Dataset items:

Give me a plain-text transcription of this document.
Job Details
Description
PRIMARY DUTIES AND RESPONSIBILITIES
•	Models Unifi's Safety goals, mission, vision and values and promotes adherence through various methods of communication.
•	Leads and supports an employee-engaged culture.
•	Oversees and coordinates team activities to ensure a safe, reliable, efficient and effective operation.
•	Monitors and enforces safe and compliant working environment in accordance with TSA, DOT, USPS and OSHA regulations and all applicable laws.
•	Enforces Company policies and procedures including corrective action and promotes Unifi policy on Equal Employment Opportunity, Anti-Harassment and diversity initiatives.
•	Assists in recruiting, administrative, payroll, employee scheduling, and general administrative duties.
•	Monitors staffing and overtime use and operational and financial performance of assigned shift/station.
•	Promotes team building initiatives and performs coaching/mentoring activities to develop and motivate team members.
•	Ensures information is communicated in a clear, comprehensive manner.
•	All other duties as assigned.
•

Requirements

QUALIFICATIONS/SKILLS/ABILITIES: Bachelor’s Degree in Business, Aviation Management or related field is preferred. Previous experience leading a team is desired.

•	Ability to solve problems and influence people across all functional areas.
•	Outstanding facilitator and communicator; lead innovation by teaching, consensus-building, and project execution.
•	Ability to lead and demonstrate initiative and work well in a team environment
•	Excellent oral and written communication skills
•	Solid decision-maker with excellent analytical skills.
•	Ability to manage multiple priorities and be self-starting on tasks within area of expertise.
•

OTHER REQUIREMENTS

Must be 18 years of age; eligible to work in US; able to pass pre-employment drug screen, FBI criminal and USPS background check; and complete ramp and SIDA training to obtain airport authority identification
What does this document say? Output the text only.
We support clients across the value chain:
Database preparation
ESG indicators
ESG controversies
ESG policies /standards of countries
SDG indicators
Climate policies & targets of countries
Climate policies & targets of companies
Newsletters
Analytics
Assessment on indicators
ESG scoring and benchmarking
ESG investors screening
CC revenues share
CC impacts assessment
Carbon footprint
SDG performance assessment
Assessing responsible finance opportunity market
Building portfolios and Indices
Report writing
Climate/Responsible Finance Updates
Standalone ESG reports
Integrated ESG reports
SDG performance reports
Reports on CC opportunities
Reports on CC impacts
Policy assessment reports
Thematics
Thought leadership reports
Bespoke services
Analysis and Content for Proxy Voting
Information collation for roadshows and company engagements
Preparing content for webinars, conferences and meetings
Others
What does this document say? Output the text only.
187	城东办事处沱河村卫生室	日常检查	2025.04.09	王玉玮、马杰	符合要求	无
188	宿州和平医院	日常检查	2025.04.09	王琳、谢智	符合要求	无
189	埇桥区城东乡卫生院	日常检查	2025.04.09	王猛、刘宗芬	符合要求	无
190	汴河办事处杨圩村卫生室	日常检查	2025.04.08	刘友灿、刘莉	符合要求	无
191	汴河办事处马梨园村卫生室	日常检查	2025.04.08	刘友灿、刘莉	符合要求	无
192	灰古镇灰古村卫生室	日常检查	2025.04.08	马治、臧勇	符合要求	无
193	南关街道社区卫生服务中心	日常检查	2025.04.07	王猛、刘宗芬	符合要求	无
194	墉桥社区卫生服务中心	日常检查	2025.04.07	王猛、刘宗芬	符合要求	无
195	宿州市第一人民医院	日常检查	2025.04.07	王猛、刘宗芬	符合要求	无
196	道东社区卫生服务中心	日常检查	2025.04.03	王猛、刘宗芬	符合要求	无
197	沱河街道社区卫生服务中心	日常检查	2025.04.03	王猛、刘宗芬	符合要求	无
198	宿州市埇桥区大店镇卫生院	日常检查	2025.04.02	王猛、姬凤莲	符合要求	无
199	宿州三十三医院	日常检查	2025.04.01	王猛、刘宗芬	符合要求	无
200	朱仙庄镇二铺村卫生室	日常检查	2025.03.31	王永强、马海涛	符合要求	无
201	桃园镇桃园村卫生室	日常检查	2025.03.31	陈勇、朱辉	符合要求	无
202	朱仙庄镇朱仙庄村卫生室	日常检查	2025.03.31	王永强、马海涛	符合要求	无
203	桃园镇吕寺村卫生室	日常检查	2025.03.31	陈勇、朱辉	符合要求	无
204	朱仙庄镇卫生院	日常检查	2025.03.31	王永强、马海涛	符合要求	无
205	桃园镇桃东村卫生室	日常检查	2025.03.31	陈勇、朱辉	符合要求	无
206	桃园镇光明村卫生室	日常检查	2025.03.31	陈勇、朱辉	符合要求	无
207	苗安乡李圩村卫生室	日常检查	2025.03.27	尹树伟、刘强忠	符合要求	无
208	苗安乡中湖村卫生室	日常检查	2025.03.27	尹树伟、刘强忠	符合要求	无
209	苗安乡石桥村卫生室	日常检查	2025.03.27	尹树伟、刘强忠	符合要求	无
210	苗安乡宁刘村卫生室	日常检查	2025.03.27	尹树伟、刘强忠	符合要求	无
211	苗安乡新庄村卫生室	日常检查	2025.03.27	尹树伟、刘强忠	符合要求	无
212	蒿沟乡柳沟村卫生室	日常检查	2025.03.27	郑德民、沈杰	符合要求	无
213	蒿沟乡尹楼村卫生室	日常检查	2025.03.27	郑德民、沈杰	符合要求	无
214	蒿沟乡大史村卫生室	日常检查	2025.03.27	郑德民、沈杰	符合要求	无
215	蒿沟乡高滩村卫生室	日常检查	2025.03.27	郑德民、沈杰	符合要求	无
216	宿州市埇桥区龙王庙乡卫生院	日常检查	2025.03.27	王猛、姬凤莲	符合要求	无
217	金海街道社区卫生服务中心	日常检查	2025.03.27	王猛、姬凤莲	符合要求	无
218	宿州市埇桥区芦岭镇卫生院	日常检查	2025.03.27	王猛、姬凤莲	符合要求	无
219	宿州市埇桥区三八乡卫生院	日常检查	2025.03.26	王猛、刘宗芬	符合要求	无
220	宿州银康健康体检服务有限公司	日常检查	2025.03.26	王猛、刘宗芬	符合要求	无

§ **What is expected**
Working from the entries above, return all lines that contain "assigned".

§ **Solution to this task**
•	Monitors staffing and overtime use and operational and financial performance of assigned shift/station.
•	All other duties as assigned.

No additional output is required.